> WORK REQUIRED: Produce a verbatim copy of the entries listed below.

> INPUT DATA:
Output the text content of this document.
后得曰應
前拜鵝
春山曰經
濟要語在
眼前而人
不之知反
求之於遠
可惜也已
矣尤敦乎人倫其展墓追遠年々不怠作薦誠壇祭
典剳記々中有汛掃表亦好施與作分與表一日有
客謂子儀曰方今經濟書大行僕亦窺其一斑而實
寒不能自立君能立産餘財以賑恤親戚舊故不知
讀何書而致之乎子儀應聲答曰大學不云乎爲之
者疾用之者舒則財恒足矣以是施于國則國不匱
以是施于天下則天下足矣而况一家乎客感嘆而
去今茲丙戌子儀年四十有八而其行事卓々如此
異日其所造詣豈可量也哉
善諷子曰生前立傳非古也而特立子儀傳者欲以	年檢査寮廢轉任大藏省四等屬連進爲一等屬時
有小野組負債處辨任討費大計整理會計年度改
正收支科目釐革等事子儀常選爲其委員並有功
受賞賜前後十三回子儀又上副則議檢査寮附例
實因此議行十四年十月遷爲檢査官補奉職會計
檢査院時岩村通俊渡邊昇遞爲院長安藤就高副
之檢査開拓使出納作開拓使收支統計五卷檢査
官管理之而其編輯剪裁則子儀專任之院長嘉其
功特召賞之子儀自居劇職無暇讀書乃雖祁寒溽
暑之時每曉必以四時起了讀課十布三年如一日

> OUTPUT:
Output the text content of this document.
后得曰應
前拜鵝
春山曰經
濟要語在
眼前而人
不之知反
求之於遠
可惜也已
矣尤敦乎人倫其展墓追遠年々不怠作薦誠壇祭
典剳記々中有汛掃表亦好施與作分與表一日有
客謂子儀曰方今經濟書大行僕亦窺其一斑而實
寒不能自立君能立産餘財以賑恤親戚舊故不知
讀何書而致之乎子儀應聲答曰大學不云乎爲之
者疾用之者舒則財恒足矣以是施于國則國不匱
以是施于天下則天下足矣而况一家乎客感嘆而
去今茲丙戌子儀年四十有八而其行事卓々如此
異日其所造詣豈可量也哉
善諷子曰生前立傳非古也而特立子儀傳者欲以	年檢査寮廢轉任大藏省四等屬連進爲一等屬時
有小野組負債處辨任討費大計整理會計年度改
正收支科目釐革等事子儀常選爲其委員並有功
受賞賜前後十三回子儀又上副則議檢査寮附例
實因此議行十四年十月遷爲檢査官補奉職會計
檢査院時岩村通俊渡邊昇遞爲院長安藤就高副
之檢査開拓使出納作開拓使收支統計五卷檢査
官管理之而其編輯剪裁則子儀專任之院長嘉其
功特召賞之子儀自居劇職無暇讀書乃雖祁寒溽
暑之時每曉必以四時起了讀課十布三年如一日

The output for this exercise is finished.